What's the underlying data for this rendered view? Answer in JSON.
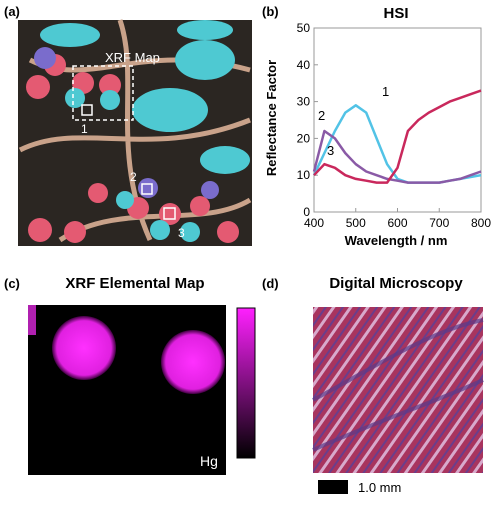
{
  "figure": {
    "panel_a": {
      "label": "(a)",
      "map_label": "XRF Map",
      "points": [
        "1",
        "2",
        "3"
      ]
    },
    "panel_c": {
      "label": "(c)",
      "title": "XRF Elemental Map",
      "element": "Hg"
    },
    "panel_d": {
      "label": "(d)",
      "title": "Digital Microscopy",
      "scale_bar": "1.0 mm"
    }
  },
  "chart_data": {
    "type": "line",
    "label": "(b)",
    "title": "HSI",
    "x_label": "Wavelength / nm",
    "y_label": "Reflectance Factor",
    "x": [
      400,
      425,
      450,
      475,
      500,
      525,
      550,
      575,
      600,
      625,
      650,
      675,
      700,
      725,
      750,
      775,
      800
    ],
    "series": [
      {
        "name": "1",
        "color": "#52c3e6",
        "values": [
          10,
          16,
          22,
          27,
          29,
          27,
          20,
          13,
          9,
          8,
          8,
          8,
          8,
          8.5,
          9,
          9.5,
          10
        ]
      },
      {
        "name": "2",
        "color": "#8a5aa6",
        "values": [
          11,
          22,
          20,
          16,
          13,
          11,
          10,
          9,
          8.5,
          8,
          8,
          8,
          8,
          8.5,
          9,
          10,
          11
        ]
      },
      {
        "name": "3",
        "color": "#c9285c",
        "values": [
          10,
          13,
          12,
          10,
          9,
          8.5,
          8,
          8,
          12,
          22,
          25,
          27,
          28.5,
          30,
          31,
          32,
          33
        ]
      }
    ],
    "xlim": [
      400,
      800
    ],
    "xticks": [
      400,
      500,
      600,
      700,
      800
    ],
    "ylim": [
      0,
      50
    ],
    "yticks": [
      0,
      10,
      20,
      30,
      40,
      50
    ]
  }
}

------------------------------------

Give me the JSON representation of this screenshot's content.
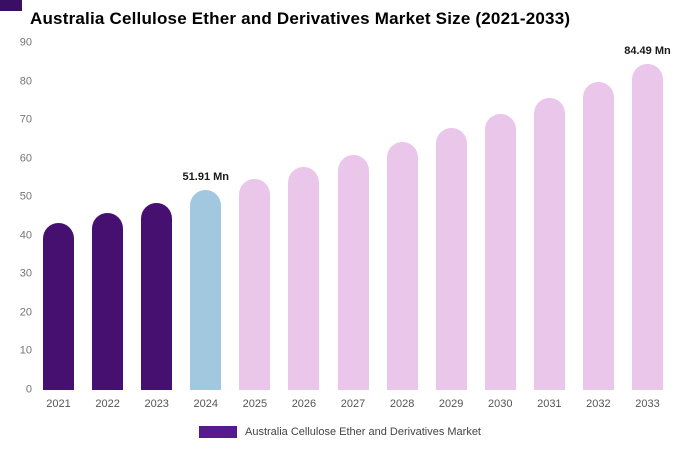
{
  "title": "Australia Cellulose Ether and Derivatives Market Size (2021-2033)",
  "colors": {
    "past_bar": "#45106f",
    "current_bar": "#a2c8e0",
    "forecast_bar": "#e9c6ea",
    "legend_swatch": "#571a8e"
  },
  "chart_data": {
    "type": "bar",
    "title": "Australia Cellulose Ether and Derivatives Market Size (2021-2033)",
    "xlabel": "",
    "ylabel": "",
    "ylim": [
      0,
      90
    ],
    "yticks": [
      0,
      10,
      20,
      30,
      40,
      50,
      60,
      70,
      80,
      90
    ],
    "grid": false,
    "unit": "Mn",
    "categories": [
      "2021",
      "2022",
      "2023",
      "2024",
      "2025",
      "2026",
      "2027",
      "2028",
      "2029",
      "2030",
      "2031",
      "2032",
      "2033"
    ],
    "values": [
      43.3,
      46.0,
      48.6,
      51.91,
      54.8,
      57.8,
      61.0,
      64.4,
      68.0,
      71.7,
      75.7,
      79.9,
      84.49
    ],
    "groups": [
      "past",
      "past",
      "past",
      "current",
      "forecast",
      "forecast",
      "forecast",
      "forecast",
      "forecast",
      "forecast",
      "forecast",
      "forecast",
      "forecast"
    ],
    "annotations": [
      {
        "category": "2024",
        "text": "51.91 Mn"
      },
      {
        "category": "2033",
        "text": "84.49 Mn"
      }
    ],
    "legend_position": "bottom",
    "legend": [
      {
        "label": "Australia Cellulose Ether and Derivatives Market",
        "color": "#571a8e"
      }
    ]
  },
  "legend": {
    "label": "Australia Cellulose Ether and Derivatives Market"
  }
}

------------------------------------

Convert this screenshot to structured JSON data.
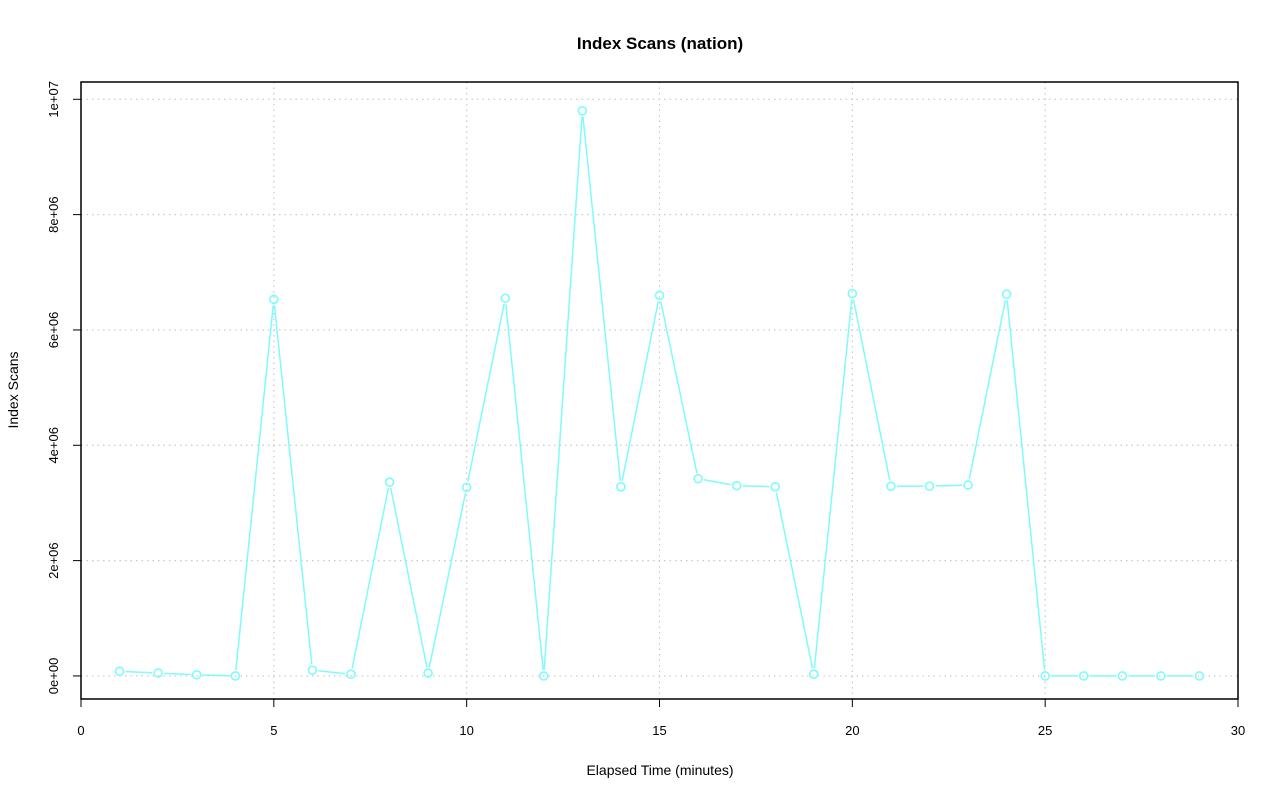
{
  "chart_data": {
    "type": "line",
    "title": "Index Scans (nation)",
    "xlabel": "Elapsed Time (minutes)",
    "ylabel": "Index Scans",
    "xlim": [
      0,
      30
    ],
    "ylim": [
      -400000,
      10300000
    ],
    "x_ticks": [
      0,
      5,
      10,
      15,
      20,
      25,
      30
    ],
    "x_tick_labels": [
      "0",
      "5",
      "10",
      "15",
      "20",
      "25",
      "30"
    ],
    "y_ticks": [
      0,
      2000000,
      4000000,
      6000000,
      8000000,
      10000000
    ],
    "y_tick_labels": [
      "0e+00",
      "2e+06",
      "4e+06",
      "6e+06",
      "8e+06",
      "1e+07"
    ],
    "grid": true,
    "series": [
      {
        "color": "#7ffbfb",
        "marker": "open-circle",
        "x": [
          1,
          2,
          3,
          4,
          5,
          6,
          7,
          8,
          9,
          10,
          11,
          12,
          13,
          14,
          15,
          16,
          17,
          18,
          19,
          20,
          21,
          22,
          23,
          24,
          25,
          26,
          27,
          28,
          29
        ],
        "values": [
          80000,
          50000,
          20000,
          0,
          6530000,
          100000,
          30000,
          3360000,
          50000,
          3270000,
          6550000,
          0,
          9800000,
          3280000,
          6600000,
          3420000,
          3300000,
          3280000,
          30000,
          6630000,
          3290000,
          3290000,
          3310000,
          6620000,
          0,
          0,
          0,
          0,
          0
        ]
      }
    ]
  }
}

------------------------------------

SHORT EXERCISE ▸ Search the records for the string "Australia" and return every line in which it occurs.

WORKED SOLUTION ▸
  "title": "Australia Cellulose Ether and Derivatives Market Size (2021-2033)",
    "title": "Australia Cellulose Ether and Derivatives Market Size (2021-2033)",
        "label": "Australia Cellulose Ether and Derivatives Market",
    "label": "Australia Cellulose Ether and Derivatives Market"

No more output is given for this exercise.